-- WHAT TO WORK ON --
The entries that follow should be written out exactly.

-- ENTRIES SHOWN --
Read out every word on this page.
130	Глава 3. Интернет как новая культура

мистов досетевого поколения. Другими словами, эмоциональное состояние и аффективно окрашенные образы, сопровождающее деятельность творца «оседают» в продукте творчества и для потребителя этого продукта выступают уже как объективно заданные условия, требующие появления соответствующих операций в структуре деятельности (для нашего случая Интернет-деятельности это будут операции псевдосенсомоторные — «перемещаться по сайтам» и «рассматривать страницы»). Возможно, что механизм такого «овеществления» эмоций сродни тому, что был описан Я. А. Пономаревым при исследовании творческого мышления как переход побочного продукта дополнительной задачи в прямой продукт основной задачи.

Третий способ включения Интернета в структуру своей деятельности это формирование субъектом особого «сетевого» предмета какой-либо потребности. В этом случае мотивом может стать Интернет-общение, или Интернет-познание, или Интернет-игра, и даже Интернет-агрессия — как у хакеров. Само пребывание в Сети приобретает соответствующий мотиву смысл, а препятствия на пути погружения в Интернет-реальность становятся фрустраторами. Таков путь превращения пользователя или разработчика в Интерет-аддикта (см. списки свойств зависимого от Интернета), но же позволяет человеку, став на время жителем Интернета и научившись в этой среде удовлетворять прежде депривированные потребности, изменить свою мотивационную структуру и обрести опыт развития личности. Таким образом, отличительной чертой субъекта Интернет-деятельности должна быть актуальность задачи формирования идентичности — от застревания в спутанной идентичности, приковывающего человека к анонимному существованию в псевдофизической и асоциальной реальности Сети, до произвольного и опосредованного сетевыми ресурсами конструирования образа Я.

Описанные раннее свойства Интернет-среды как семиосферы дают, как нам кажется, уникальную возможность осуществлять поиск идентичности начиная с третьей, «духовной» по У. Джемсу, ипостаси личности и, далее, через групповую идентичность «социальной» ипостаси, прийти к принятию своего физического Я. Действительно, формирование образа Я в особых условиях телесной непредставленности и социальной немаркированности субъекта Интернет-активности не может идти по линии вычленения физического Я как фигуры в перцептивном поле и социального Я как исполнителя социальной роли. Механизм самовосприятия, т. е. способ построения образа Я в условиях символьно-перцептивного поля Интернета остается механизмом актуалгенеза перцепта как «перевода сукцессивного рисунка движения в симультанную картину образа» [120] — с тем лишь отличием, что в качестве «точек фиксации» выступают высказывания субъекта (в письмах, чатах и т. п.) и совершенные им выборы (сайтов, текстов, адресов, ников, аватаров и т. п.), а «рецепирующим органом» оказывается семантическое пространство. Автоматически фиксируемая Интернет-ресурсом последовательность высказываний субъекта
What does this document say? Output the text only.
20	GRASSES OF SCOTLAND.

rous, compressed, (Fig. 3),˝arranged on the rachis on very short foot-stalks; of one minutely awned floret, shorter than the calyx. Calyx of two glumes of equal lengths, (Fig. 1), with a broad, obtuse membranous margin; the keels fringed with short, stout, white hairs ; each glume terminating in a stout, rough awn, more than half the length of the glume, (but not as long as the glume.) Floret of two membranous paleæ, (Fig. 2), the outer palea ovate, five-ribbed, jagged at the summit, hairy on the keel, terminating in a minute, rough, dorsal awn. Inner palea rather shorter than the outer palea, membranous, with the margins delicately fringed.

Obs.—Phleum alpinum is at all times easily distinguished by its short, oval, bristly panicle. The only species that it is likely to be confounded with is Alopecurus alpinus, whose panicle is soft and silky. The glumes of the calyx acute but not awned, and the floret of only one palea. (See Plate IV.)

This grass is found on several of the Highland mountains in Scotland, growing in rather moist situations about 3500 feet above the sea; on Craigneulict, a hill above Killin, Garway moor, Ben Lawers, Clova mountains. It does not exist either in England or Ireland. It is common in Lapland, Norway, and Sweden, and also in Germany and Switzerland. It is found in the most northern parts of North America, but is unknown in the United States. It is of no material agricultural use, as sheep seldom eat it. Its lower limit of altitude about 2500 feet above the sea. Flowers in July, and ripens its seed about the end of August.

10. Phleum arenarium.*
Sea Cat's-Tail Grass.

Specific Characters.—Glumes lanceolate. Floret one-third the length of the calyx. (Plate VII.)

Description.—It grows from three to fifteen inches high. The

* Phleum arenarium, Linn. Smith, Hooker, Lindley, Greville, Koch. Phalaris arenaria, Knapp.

-- PROBLEM SOLUTION --
Read out every word on this page.
130	Глава 3. Интернет как новая культура

мистов досетевого поколения. Другими словами, эмоциональное состояние и аффективно окрашенные образы, сопровождающее деятельность творца «оседают» в продукте творчества и для потребителя этого продукта выступают уже как объективно заданные условия, требующие появления соответствующих операций в структуре деятельности (для нашего случая Интернет-деятельности это будут операции псевдосенсомоторные — «перемещаться по сайтам» и «рассматривать страницы»). Возможно, что механизм такого «овеществления» эмоций сродни тому, что был описан Я. А. Пономаревым при исследовании творческого мышления как переход побочного продукта дополнительной задачи в прямой продукт основной задачи.

Третий способ включения Интернета в структуру своей деятельности это формирование субъектом особого «сетевого» предмета какой-либо потребности. В этом случае мотивом может стать Интернет-общение, или Интернет-познание, или Интернет-игра, и даже Интернет-агрессия — как у хакеров. Само пребывание в Сети приобретает соответствующий мотиву смысл, а препятствия на пути погружения в Интернет-реальность становятся фрустраторами. Таков путь превращения пользователя или разработчика в Интерет-аддикта (см. списки свойств зависимого от Интернета), но же позволяет человеку, став на время жителем Интернета и научившись в этой среде удовлетворять прежде депривированные потребности, изменить свою мотивационную структуру и обрести опыт развития личности. Таким образом, отличительной чертой субъекта Интернет-деятельности должна быть актуальность задачи формирования идентичности — от застревания в спутанной идентичности, приковывающего человека к анонимному существованию в псевдофизической и асоциальной реальности Сети, до произвольного и опосредованного сетевыми ресурсами конструирования образа Я.

Описанные раннее свойства Интернет-среды как семиосферы дают, как нам кажется, уникальную возможность осуществлять поиск идентичности начиная с третьей, «духовной» по У. Джемсу, ипостаси личности и, далее, через групповую идентичность «социальной» ипостаси, прийти к принятию своего физического Я. Действительно, формирование образа Я в особых условиях телесной непредставленности и социальной немаркированности субъекта Интернет-активности не может идти по линии вычленения физического Я как фигуры в перцептивном поле и социального Я как исполнителя социальной роли. Механизм самовосприятия, т. е. способ построения образа Я в условиях символьно-перцептивного поля Интернета остается механизмом актуалгенеза перцепта как «перевода сукцессивного рисунка движения в симультанную картину образа» [120] — с тем лишь отличием, что в качестве «точек фиксации» выступают высказывания субъекта (в письмах, чатах и т. п.) и совершенные им выборы (сайтов, текстов, адресов, ников, аватаров и т. п.), а «рецепирующим органом» оказывается семантическое пространство. Автоматически фиксируемая Интернет-ресурсом последовательность высказываний субъекта
What does this document say? Output the text only.
20	GRASSES OF SCOTLAND.

rous, compressed, (Fig. 3),˝arranged on the rachis on very short foot-stalks; of one minutely awned floret, shorter than the calyx. Calyx of two glumes of equal lengths, (Fig. 1), with a broad, obtuse membranous margin; the keels fringed with short, stout, white hairs ; each glume terminating in a stout, rough awn, more than half the length of the glume, (but not as long as the glume.) Floret of two membranous paleæ, (Fig. 2), the outer palea ovate, five-ribbed, jagged at the summit, hairy on the keel, terminating in a minute, rough, dorsal awn. Inner palea rather shorter than the outer palea, membranous, with the margins delicately fringed.

Obs.—Phleum alpinum is at all times easily distinguished by its short, oval, bristly panicle. The only species that it is likely to be confounded with is Alopecurus alpinus, whose panicle is soft and silky. The glumes of the calyx acute but not awned, and the floret of only one palea. (See Plate IV.)

This grass is found on several of the Highland mountains in Scotland, growing in rather moist situations about 3500 feet above the sea; on Craigneulict, a hill above Killin, Garway moor, Ben Lawers, Clova mountains. It does not exist either in England or Ireland. It is common in Lapland, Norway, and Sweden, and also in Germany and Switzerland. It is found in the most northern parts of North America, but is unknown in the United States. It is of no material agricultural use, as sheep seldom eat it. Its lower limit of altitude about 2500 feet above the sea. Flowers in July, and ripens its seed about the end of August.

10. Phleum arenarium.*
Sea Cat's-Tail Grass.

Specific Characters.—Glumes lanceolate. Floret one-third the length of the calyx. (Plate VII.)

Description.—It grows from three to fifteen inches high. The

* Phleum arenarium, Linn. Smith, Hooker, Lindley, Greville, Koch. Phalaris arenaria, Knapp.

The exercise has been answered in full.